Exercise objective> Work out how many lines of the records hold the string "удалил", and reply with that number alone.

☆ ☆ ☆ ☆ ☆ ☆ ☆

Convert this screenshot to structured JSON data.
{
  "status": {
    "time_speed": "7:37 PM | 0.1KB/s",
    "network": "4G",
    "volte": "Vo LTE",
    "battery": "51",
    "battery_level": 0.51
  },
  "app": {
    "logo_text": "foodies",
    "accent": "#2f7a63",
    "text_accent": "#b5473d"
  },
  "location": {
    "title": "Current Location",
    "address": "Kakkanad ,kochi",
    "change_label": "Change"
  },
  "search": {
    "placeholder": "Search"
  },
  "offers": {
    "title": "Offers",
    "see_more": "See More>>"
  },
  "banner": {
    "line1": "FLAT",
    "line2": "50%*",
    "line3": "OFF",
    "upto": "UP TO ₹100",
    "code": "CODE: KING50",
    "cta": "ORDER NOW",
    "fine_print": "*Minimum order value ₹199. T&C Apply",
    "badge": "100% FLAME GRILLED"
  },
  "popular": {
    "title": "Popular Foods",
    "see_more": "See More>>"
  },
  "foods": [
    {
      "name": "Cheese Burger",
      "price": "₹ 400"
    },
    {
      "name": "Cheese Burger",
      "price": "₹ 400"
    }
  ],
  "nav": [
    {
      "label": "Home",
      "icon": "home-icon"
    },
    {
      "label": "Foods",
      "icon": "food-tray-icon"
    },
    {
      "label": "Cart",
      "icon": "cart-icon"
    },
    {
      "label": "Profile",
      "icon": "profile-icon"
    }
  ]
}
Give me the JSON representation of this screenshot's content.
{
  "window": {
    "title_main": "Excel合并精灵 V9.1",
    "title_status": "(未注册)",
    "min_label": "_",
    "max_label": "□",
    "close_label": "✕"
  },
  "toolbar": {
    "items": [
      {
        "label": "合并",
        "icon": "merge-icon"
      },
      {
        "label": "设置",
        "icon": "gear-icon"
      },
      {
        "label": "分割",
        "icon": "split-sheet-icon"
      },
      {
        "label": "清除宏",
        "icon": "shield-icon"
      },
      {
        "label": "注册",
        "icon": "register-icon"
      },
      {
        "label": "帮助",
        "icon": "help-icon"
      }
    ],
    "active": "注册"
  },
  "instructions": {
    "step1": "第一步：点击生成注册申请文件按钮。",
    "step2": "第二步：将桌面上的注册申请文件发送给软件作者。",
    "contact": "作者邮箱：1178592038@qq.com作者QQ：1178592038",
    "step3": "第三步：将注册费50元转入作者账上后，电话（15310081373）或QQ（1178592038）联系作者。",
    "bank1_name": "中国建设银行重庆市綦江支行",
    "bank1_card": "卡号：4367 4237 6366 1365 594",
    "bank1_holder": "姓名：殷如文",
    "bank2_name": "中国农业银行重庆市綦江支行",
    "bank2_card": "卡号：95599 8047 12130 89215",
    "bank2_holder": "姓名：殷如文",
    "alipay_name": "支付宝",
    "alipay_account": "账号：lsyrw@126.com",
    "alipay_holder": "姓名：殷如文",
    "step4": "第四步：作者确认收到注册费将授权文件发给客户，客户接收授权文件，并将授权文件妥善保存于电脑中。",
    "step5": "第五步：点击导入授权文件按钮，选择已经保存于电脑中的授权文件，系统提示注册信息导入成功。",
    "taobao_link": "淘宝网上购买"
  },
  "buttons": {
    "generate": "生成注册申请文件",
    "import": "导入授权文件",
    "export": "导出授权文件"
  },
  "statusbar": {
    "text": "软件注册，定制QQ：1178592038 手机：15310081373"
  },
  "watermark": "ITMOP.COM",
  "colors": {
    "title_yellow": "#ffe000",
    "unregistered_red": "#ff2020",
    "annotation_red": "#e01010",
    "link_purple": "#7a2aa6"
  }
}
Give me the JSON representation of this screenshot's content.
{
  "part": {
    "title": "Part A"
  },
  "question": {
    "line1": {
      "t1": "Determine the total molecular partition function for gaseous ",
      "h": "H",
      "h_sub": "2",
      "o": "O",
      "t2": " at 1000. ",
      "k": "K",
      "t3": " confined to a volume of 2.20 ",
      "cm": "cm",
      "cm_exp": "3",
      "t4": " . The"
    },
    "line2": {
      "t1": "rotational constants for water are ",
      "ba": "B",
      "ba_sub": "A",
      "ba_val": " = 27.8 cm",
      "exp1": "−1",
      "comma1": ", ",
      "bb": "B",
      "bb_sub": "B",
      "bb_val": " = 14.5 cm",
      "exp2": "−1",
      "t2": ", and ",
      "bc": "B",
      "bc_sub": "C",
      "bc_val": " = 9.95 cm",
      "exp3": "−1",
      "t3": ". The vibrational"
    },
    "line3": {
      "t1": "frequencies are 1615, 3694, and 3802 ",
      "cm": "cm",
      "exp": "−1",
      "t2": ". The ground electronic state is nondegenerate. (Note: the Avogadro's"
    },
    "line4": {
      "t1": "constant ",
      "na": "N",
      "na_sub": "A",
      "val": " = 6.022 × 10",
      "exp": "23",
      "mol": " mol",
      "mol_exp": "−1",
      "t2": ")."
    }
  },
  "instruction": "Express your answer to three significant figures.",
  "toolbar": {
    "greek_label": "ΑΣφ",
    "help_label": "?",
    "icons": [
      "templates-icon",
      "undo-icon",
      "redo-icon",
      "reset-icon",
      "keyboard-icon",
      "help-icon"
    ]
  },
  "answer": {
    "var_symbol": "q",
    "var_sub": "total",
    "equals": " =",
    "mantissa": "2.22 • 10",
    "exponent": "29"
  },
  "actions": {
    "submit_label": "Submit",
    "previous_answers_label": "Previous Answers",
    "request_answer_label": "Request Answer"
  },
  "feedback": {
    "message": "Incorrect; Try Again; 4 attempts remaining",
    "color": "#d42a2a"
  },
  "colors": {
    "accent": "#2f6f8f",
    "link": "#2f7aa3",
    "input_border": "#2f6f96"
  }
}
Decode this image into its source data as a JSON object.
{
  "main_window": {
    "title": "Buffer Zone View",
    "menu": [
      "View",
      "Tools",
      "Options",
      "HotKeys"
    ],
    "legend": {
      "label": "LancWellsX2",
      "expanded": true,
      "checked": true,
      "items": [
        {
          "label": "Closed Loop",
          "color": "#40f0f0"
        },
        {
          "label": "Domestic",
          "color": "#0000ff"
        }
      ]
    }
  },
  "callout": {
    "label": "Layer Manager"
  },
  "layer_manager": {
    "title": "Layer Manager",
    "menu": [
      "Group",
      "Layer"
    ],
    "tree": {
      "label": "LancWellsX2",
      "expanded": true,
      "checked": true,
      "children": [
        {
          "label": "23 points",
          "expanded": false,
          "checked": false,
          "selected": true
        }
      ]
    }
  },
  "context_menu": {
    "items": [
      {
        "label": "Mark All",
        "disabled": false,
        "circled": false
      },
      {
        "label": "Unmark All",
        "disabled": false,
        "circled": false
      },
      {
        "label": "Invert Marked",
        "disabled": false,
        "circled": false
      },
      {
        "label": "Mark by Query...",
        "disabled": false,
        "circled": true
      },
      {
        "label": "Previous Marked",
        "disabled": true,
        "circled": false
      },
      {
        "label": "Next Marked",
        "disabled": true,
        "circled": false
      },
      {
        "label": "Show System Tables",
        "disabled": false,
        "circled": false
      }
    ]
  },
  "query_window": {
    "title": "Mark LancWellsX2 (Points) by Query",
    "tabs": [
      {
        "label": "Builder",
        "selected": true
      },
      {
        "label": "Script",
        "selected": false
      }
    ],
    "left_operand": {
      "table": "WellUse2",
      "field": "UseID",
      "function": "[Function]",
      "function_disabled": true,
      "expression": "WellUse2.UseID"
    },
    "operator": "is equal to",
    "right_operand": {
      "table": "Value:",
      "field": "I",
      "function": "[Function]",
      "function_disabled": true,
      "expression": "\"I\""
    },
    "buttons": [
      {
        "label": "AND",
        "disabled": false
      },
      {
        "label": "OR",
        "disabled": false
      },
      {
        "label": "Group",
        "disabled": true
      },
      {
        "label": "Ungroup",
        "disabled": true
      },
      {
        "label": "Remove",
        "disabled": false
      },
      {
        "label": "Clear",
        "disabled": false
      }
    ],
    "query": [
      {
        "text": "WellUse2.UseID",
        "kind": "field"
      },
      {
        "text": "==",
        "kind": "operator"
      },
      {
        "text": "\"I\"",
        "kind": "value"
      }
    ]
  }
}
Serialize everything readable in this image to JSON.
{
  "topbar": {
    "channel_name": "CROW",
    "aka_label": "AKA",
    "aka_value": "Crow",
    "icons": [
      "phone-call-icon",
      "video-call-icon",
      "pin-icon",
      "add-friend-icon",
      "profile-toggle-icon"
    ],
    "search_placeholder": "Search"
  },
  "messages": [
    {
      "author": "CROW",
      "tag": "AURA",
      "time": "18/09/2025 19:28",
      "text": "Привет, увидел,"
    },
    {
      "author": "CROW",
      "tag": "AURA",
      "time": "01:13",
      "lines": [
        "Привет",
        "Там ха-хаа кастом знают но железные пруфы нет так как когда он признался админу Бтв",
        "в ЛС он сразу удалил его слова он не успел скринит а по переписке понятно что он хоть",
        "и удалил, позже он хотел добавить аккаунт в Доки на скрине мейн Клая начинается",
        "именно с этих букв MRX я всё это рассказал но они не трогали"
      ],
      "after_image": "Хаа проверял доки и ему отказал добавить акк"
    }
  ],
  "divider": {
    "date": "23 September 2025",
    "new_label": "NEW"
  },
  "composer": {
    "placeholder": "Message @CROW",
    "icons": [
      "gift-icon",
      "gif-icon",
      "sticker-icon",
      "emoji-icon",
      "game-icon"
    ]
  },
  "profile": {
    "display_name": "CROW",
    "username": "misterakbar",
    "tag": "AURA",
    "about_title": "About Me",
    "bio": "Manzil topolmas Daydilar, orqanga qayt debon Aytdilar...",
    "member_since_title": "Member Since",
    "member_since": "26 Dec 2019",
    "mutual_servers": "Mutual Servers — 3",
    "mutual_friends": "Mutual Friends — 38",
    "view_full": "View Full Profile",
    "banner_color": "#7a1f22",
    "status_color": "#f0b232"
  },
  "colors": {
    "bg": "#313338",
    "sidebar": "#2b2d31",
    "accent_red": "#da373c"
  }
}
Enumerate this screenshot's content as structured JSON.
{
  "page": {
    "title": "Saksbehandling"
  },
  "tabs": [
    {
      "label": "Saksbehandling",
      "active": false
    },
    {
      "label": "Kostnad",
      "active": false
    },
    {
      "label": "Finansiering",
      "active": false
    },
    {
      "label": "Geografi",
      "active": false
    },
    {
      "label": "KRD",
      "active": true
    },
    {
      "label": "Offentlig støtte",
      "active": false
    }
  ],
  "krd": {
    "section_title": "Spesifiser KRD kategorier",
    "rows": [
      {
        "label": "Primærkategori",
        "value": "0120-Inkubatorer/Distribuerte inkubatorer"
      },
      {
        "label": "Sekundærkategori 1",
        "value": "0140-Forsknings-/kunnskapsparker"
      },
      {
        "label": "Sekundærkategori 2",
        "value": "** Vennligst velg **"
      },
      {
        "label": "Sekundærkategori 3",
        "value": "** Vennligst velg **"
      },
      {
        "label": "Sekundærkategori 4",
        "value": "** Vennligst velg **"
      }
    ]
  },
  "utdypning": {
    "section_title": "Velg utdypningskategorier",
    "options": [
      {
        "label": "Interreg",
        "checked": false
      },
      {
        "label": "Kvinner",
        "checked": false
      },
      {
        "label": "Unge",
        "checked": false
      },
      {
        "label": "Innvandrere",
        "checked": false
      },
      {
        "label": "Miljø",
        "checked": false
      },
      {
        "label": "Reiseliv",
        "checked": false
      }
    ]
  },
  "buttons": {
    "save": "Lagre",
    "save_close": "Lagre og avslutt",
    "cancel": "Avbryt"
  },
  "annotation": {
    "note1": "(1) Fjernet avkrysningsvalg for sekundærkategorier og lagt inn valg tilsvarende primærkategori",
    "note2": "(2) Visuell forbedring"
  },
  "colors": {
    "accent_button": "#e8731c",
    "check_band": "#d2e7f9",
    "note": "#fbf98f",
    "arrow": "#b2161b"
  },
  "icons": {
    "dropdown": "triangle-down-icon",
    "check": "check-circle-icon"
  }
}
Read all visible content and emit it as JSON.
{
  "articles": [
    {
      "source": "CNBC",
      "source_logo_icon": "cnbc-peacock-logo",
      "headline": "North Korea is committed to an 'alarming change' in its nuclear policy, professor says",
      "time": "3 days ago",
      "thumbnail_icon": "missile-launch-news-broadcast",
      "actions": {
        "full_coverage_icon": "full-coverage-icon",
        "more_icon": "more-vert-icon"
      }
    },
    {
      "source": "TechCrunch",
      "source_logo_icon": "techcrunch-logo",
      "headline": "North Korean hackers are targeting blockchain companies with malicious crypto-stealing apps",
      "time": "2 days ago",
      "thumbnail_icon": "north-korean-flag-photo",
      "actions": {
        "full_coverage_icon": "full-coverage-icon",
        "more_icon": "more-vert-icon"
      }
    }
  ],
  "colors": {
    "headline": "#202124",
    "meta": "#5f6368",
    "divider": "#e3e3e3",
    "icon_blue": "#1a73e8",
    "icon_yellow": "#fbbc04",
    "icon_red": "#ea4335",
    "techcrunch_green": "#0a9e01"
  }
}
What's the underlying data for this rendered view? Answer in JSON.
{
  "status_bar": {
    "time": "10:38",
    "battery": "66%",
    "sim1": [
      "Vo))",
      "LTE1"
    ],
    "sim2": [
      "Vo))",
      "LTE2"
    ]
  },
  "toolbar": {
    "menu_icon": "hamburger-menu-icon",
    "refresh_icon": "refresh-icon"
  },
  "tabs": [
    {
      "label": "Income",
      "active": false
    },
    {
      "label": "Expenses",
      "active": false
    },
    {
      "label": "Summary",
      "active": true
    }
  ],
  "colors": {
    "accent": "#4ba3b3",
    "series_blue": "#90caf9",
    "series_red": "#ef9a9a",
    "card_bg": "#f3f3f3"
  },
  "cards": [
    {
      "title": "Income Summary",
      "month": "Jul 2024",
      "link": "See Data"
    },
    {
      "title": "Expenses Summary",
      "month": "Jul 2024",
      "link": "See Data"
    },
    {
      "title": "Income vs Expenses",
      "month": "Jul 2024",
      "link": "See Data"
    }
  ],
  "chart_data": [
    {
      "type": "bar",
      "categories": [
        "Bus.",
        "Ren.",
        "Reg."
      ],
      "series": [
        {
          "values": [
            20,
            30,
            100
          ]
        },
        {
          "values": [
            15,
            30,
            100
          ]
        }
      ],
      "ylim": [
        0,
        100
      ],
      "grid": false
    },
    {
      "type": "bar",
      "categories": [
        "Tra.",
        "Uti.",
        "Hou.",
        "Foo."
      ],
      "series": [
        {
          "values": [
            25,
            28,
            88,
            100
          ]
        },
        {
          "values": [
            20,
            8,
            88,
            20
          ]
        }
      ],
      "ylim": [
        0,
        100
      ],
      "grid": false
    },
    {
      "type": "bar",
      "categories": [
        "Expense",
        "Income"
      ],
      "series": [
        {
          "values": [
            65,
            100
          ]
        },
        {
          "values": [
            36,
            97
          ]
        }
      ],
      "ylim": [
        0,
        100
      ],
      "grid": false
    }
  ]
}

☆ ☆ ☆ ☆ ☆ ☆ ☆

Answer> 2